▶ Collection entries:
⟨

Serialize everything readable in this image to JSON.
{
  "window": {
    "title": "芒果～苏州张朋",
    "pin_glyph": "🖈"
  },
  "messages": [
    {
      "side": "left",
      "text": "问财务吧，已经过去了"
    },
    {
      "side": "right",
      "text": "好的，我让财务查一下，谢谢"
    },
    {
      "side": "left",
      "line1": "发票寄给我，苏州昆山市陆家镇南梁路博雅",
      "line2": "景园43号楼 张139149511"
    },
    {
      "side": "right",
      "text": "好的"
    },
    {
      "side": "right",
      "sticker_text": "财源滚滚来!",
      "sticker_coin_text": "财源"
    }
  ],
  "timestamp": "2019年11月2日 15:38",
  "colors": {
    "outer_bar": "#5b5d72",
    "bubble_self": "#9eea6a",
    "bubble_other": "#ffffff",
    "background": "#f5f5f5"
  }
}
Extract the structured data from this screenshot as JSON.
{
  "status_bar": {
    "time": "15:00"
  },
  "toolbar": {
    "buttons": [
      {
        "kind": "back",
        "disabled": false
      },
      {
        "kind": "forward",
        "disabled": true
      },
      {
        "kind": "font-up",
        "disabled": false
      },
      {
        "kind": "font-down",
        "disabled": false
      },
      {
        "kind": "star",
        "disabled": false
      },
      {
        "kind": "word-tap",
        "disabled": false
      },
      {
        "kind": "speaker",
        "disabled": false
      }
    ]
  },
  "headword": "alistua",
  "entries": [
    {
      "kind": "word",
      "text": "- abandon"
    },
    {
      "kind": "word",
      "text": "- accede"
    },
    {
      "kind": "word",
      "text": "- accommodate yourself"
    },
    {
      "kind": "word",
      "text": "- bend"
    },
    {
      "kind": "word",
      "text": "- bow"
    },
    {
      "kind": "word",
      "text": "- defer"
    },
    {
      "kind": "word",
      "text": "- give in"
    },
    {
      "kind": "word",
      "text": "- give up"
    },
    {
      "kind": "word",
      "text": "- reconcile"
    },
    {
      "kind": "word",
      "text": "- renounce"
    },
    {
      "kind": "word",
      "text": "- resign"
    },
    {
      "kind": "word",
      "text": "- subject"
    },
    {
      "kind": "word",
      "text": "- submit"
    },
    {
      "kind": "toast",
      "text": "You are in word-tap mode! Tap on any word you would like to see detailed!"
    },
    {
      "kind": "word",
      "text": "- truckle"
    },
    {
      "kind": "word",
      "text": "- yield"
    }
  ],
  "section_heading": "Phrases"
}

⟩

▶ Directive: Show every line above in which the word "JSON" occurs.

▶ Finished task:
Serialize everything readable in this image to JSON.
Extract the structured data from this screenshot as JSON.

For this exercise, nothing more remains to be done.